Task to complete: Repeat each line of the material exactly.

______________________________

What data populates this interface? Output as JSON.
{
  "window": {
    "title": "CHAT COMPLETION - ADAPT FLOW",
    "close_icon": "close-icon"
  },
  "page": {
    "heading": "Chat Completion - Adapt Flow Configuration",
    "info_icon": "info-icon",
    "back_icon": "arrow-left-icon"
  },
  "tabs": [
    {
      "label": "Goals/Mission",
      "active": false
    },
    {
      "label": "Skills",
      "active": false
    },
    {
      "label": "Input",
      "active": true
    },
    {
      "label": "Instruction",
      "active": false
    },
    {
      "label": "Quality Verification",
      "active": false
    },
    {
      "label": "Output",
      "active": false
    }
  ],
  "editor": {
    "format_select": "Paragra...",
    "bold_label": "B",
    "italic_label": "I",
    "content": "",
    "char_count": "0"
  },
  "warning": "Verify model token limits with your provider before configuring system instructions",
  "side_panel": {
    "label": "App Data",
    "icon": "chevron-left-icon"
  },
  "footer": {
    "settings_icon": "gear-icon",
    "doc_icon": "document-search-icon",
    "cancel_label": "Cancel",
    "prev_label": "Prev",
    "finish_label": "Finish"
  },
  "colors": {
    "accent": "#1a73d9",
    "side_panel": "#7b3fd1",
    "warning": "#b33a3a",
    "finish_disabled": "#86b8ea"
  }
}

______________________________

Answer to this exercise:
What data populates this interface? Output as JSON.
{
  "window": {
    "title": "CHAT COMPLETION - ADAPT FLOW",
    "close_icon": "close-icon"
  },
  "page": {
    "heading": "Chat Completion - Adapt Flow Configuration",
    "info_icon": "info-icon",
    "back_icon": "arrow-left-icon"
  },
  "tabs": [
    {
      "label": "Goals/Mission",
      "active": false
    },
    {
      "label": "Skills",
      "active": false
    },
    {
      "label": "Input",
      "active": true
    },
    {
      "label": "Instruction",
      "active": false
    },
    {
      "label": "Quality Verification",
      "active": false
    },
    {
      "label": "Output",
      "active": false
    }
  ],
  "editor": {
    "format_select": "Paragra...",
    "bold_label": "B",
    "italic_label": "I",
    "content": "",
    "char_count": "0"
  },
  "warning": "Verify model token limits with your provider before configuring system instructions",
  "side_panel": {
    "label": "App Data",
    "icon": "chevron-left-icon"
  },
  "footer": {
    "settings_icon": "gear-icon",
    "doc_icon": "document-search-icon",
    "cancel_label": "Cancel",
    "prev_label": "Prev",
    "finish_label": "Finish"
  },
  "colors": {
    "accent": "#1a73d9",
    "side_panel": "#7b3fd1",
    "warning": "#b33a3a",
    "finish_disabled": "#86b8ea"
  }
}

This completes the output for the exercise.